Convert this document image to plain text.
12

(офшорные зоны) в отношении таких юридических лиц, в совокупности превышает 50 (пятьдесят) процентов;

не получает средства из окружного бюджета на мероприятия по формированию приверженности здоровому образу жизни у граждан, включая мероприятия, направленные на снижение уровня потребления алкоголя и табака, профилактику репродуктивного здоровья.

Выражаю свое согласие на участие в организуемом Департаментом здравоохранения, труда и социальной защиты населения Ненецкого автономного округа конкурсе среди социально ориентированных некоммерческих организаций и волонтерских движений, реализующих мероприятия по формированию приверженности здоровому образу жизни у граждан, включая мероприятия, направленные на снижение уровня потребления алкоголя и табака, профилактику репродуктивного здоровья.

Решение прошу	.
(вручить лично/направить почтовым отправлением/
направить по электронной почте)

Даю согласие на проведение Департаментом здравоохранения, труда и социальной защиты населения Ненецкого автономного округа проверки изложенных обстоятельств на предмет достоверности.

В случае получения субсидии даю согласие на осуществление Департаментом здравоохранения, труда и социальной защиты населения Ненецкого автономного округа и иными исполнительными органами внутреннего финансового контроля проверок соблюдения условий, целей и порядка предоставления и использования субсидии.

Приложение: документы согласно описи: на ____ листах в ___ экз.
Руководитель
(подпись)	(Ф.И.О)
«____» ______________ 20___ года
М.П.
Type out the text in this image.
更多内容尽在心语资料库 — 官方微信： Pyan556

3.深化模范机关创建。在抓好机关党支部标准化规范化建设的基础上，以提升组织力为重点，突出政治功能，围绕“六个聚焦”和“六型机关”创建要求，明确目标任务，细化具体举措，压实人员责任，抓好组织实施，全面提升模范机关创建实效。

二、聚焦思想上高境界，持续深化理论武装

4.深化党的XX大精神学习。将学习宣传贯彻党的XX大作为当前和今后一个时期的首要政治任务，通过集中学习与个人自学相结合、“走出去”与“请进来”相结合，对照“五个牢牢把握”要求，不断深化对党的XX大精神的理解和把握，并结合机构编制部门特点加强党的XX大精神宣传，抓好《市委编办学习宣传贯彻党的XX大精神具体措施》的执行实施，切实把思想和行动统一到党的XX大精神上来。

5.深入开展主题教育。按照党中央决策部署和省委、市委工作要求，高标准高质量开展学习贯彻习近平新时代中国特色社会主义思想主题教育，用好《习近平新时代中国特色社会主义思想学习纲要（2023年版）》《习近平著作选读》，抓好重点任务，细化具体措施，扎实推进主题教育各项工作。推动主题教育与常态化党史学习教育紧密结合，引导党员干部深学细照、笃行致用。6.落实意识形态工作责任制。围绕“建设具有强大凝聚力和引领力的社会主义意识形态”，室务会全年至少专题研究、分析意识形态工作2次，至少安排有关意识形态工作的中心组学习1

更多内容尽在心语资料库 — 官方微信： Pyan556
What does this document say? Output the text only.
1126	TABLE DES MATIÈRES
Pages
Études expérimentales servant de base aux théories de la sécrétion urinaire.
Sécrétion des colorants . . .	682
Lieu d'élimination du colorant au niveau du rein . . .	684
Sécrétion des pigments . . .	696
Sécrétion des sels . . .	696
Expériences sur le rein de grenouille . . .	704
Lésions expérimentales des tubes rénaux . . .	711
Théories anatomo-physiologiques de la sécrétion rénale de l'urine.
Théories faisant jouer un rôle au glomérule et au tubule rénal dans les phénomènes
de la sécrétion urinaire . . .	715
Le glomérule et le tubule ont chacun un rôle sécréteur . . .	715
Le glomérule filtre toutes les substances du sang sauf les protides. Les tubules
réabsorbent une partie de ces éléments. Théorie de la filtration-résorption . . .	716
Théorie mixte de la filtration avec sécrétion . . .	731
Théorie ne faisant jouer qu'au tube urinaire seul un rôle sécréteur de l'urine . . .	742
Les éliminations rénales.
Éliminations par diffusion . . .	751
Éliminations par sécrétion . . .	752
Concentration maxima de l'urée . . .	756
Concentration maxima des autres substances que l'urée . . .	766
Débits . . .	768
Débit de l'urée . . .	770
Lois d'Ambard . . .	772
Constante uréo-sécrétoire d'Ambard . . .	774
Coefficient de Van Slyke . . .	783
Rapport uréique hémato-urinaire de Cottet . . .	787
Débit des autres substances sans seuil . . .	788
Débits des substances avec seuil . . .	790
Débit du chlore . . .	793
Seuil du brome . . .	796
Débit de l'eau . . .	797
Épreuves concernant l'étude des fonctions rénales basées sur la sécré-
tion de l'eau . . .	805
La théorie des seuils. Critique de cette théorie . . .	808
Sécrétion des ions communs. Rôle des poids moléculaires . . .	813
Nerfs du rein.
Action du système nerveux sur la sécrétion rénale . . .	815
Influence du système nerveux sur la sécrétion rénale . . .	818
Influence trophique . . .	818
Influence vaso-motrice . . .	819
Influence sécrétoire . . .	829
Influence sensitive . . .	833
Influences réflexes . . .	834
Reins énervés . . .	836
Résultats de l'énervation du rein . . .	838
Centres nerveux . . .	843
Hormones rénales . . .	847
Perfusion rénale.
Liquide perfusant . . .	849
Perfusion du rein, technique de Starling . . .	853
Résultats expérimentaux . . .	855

_Written task_
Copy every line in the listing above where the string "жизни" turns up.

_Solution to the problem_
не получает средства из окружного бюджета на мероприятия по формированию приверженности здоровому образу жизни у граждан, включая мероприятия, направленные на снижение уровня потребления алкоголя и табака, профилактику репродуктивного здоровья.
Выражаю свое согласие на участие в организуемом Департаментом здравоохранения, труда и социальной защиты населения Ненецкого автономного округа конкурсе среди социально ориентированных некоммерческих организаций и волонтерских движений, реализующих мероприятия по формированию приверженности здоровому образу жизни у граждан, включая мероприятия, направленные на снижение уровня потребления алкоголя и табака, профилактику репродуктивного здоровья.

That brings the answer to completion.